## DESCRIPTION OF THE TASK:
Determine how many lines of the entries contain "JSON". Reply with that number alone.
#### INPUT ROWS
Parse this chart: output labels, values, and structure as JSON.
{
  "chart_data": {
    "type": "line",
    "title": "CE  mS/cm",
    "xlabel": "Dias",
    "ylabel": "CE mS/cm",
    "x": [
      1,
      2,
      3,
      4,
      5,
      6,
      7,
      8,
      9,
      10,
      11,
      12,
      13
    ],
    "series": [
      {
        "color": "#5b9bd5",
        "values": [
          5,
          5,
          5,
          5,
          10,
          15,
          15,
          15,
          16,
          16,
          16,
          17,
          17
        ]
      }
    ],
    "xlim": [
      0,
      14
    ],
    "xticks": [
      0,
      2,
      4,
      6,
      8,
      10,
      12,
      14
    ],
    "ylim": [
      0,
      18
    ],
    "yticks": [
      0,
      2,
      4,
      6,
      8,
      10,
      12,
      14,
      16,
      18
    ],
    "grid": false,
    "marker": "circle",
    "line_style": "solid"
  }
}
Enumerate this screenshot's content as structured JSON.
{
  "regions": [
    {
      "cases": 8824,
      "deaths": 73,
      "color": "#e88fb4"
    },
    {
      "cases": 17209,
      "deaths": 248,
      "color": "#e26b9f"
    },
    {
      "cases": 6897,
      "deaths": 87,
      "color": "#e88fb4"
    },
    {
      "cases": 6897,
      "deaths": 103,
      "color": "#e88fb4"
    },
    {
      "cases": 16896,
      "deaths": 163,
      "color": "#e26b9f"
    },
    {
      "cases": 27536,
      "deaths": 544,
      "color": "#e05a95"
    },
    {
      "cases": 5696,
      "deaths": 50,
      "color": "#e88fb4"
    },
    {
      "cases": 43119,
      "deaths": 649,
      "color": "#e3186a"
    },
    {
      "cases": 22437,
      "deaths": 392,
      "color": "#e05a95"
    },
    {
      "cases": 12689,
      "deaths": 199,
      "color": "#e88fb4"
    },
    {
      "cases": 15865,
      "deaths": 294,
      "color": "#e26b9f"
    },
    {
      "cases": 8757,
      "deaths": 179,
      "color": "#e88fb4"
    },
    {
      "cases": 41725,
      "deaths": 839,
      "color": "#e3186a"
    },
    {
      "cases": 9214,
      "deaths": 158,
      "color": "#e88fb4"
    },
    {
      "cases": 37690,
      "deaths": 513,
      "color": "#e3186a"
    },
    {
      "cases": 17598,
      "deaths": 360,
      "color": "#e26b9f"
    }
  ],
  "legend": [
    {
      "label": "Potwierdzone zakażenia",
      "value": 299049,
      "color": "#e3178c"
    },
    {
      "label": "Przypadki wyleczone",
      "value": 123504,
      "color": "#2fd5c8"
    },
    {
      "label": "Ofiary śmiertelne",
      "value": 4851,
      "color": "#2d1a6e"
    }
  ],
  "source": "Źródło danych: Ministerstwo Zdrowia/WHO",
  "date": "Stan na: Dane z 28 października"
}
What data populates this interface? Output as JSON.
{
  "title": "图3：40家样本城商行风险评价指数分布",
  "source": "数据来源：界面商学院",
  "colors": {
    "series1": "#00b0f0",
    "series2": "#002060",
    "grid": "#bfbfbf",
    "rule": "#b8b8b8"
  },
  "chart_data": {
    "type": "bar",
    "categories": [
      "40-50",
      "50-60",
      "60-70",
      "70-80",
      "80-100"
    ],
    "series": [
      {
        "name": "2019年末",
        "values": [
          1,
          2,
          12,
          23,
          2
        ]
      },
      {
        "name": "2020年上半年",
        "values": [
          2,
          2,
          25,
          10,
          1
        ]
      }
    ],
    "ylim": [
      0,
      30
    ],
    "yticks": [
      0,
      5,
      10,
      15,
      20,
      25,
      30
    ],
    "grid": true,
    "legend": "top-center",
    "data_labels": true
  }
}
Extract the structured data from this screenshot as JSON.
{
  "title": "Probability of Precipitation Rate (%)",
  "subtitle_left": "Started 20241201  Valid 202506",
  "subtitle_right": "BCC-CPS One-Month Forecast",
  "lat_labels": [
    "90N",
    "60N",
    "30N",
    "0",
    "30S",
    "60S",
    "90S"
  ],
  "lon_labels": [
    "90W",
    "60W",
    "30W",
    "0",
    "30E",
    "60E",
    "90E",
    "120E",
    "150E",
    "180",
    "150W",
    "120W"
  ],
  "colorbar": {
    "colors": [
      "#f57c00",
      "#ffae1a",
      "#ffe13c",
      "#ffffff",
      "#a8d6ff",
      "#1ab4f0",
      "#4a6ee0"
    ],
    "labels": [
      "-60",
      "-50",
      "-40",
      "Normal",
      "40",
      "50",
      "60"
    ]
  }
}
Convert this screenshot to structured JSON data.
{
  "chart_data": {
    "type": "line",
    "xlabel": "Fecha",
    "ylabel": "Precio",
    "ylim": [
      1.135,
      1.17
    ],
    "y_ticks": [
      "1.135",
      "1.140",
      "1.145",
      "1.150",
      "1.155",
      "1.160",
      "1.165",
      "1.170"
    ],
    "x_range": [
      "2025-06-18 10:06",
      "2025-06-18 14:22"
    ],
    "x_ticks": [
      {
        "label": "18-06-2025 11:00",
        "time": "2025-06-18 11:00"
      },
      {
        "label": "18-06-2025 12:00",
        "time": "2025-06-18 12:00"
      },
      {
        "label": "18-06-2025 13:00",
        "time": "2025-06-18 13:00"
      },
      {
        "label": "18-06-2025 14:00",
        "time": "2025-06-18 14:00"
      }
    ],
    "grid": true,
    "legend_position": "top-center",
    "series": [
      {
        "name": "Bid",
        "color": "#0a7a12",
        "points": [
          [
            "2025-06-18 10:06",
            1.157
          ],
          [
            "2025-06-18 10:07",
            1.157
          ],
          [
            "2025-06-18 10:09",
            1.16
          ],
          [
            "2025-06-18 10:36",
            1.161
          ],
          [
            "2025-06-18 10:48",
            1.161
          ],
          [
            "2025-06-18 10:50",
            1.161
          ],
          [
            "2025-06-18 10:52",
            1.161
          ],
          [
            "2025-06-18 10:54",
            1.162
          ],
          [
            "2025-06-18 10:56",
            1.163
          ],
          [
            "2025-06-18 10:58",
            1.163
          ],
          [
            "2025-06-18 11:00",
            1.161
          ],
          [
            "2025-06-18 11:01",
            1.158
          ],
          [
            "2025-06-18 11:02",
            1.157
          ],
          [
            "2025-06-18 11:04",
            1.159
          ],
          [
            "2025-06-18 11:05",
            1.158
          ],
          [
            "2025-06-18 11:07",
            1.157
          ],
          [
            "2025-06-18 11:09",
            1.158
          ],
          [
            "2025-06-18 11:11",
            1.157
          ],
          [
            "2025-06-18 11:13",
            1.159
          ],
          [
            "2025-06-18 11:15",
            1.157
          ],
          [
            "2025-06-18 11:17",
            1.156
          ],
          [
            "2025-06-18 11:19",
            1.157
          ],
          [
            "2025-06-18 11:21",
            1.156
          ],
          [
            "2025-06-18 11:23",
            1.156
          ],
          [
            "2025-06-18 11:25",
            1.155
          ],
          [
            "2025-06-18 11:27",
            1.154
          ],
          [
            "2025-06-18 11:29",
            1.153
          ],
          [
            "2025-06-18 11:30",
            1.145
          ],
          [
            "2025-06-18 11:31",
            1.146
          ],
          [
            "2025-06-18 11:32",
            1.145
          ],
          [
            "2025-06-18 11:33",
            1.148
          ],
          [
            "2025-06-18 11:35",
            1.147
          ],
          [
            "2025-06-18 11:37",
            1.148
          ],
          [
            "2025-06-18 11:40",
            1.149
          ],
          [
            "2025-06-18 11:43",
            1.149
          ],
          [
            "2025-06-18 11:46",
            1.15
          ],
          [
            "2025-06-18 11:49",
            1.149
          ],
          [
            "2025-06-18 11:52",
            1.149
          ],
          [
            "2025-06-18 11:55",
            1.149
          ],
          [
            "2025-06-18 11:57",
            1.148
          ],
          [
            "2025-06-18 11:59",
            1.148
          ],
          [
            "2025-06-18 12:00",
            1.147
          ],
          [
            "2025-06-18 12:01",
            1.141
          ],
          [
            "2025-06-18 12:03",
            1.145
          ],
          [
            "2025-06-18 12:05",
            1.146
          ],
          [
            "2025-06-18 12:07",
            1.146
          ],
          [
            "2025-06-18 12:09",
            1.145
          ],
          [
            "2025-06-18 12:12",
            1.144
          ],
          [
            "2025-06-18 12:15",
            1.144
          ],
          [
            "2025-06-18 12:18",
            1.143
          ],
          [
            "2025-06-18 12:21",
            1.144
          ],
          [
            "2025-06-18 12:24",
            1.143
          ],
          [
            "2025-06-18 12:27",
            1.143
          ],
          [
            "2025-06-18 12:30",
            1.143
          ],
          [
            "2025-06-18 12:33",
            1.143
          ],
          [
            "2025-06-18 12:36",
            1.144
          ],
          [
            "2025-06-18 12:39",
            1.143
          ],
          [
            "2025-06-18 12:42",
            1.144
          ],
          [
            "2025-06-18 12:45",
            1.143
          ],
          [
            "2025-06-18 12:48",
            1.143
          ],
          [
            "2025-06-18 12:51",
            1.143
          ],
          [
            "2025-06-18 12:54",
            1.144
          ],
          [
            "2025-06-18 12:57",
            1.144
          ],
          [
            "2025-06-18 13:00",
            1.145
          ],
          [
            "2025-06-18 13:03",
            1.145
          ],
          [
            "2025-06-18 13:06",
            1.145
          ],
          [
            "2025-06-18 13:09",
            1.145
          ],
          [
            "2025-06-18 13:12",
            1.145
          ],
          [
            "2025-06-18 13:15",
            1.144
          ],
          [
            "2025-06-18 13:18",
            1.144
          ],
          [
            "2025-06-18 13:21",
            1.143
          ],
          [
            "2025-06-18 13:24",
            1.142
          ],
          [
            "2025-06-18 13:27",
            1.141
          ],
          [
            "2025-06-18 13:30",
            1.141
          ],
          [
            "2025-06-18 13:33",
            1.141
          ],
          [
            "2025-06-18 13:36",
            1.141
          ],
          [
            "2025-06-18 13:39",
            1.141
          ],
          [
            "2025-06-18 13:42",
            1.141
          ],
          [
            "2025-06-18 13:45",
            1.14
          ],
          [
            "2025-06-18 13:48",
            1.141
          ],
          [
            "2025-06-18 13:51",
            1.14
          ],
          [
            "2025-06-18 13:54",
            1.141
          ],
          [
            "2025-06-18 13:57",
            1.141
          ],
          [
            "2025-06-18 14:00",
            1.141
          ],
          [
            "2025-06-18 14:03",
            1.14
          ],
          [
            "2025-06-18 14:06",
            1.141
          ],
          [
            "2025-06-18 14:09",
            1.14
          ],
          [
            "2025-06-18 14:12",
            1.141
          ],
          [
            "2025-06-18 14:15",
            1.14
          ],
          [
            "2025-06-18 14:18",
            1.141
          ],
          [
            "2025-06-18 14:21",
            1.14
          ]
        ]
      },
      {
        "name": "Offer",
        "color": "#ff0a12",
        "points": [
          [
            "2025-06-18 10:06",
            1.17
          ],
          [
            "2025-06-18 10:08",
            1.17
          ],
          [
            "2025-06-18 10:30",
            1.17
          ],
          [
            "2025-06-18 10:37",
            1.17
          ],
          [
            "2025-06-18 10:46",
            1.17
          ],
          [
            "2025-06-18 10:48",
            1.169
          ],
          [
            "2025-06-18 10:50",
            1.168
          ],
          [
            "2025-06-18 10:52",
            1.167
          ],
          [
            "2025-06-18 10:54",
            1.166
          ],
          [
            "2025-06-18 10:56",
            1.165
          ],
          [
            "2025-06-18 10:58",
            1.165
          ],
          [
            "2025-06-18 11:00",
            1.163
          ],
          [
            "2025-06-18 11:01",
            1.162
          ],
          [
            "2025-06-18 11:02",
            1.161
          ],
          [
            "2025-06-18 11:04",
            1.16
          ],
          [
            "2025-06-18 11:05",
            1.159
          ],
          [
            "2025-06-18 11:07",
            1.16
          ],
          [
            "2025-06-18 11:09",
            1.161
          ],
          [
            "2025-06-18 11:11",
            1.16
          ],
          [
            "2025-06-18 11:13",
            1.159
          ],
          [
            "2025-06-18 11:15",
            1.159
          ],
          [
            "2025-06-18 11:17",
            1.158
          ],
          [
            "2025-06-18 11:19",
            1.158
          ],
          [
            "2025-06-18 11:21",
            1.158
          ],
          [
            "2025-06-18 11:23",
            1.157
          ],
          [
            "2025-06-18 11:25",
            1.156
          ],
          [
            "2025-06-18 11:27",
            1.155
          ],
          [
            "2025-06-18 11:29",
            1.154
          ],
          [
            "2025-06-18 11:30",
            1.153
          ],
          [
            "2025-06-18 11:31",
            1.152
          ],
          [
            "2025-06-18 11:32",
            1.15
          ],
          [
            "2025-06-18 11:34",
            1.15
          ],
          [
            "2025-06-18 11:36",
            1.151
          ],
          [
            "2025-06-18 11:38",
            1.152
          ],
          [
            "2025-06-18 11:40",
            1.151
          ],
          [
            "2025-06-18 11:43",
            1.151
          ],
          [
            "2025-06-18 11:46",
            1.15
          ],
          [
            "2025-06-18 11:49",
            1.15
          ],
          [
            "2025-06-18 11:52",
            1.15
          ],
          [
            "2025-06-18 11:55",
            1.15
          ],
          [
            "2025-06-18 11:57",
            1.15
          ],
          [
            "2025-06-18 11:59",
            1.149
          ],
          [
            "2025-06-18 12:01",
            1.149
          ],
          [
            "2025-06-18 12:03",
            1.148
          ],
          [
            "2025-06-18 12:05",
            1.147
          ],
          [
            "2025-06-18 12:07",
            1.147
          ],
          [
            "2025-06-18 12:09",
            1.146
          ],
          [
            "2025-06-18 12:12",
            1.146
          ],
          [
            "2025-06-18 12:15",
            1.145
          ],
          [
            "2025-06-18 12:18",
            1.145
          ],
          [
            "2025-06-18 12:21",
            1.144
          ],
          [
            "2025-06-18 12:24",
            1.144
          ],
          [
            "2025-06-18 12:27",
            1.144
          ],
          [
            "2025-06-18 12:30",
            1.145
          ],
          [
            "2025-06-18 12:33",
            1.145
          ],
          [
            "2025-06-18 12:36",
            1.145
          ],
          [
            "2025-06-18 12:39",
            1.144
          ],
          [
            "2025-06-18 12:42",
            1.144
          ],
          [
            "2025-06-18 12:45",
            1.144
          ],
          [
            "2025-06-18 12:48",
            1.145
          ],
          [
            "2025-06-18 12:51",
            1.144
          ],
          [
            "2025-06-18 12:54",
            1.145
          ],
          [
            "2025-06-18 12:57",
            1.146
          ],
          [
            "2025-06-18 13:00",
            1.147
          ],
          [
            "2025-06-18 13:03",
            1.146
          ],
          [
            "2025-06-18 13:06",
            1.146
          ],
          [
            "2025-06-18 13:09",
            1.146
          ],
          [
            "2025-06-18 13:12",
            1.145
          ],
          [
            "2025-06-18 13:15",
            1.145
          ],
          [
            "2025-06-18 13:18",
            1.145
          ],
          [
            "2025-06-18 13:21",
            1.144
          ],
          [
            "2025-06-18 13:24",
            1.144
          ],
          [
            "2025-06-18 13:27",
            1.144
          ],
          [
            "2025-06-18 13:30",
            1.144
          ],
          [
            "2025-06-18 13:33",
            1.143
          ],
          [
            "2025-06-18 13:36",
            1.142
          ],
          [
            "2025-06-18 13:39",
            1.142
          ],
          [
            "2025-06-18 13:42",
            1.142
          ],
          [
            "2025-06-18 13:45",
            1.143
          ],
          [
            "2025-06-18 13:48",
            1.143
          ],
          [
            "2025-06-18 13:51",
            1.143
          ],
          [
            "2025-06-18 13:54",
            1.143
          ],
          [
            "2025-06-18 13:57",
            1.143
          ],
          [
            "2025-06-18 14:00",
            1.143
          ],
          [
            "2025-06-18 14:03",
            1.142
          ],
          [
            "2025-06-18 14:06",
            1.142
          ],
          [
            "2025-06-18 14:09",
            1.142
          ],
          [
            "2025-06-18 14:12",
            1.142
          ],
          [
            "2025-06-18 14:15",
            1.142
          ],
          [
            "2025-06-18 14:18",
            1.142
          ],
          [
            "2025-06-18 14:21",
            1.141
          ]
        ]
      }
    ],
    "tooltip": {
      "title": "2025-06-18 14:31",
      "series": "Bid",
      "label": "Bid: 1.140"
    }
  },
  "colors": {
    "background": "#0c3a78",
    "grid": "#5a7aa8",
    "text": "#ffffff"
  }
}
########
## FULL SOLUTION:
5